[Extracted data entries]
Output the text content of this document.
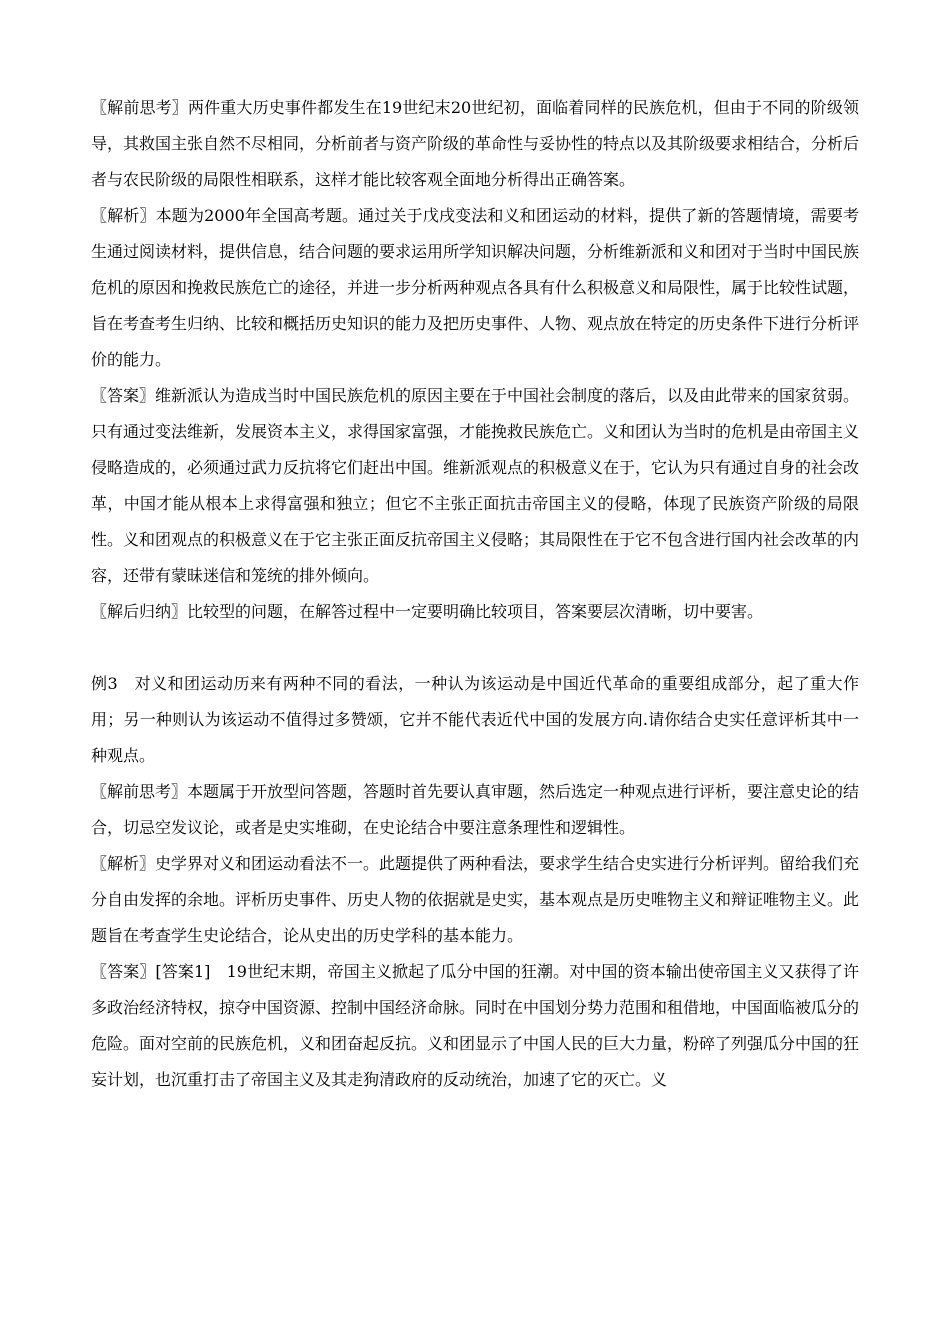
〖解前思考〗两件重大历史事件都发生在19世纪末20世纪初，面临着同样的民族危机，但由于不同的阶级领导，其救国主张自然不尽相同，分析前者与资产阶级的革命性与妥协性的特点以及其阶级要求相结合，分析后者与农民阶级的局限性相联系，这样才能比较客观全面地分析得出正确答案。

〖解析〗本题为2000年全国高考题。通过关于戊戌变法和义和团运动的材料，提供了新的答题情境，需要考生通过阅读材料，提供信息，结合问题的要求运用所学知识解决问题，分析维新派和义和团对于当时中国民族危机的原因和挽救民族危亡的途径，并进一步分析两种观点各具有什么积极意义和局限性，属于比较性试题，旨在考查考生归纳、比较和概括历史知识的能力及把历史事件、人物、观点放在特定的历史条件下进行分析评价的能力。

〖答案〗维新派认为造成当时中国民族危机的原因主要在于中国社会制度的落后，以及由此带来的国家贫弱。只有通过变法维新，发展资本主义，求得国家富强，才能挽救民族危亡。义和团认为当时的危机是由帝国主义侵略造成的，必须通过武力反抗将它们赶出中国。维新派观点的积极意义在于，它认为只有通过自身的社会改革，中国才能从根本上求得富强和独立；但它不主张正面抗击帝国主义的侵略，体现了民族资产阶级的局限性。义和团观点的积极意义在于它主张正面反抗帝国主义侵略；其局限性在于它不包含进行国内社会改革的内容，还带有蒙昧迷信和笼统的排外倾向。

〖解后归纳〗比较型的问题，在解答过程中一定要明确比较项目，答案要层次清晰，切中要害。

例3　对义和团运动历来有两种不同的看法，一种认为该运动是中国近代革命的重要组成部分，起了重大作用；另一种则认为该运动不值得过多赞颂，它并不能代表近代中国的发展方向.请你结合史实任意评析其中一种观点。

〖解前思考〗本题属于开放型问答题，答题时首先要认真审题，然后选定一种观点进行评析，要注意史论的结合，切忌空发议论，或者是史实堆砌，在史论结合中要注意条理性和逻辑性。

〖解析〗史学界对义和团运动看法不一。此题提供了两种看法，要求学生结合史实进行分析评判。留给我们充分自由发挥的余地。评析历史事件、历史人物的依据就是史实，基本观点是历史唯物主义和辩证唯物主义。此题旨在考查学生史论结合，论从史出的历史学科的基本能力。

〖答案〗[答案1]　19世纪末期，帝国主义掀起了瓜分中国的狂潮。对中国的资本输出使帝国主义又获得了许多政治经济特权，掠夺中国资源、控制中国经济命脉。同时在中国划分势力范围和租借地，中国面临被瓜分的危险。面对空前的民族危机，义和团奋起反抗。义和团显示了中国人民的巨大力量，粉碎了列强瓜分中国的狂妄计划，也沉重打击了帝国主义及其走狗清政府的反动统治，加速了它的灭亡。义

- **To be done**
Write down every line of the data above that includes the string "解前思考".

- **Full solution**
〖解前思考〗两件重大历史事件都发生在19世纪末20世纪初，面临着同样的民族危机，但由于不同的阶级领导，其救国主张自然不尽相同，分析前者与资产阶级的革命性与妥协性的特点以及其阶级要求相结合，分析后者与农民阶级的局限性相联系，这样才能比较客观全面地分析得出正确答案。
〖解前思考〗本题属于开放型问答题，答题时首先要认真审题，然后选定一种观点进行评析，要注意史论的结合，切忌空发议论，或者是史实堆砌，在史论结合中要注意条理性和逻辑性。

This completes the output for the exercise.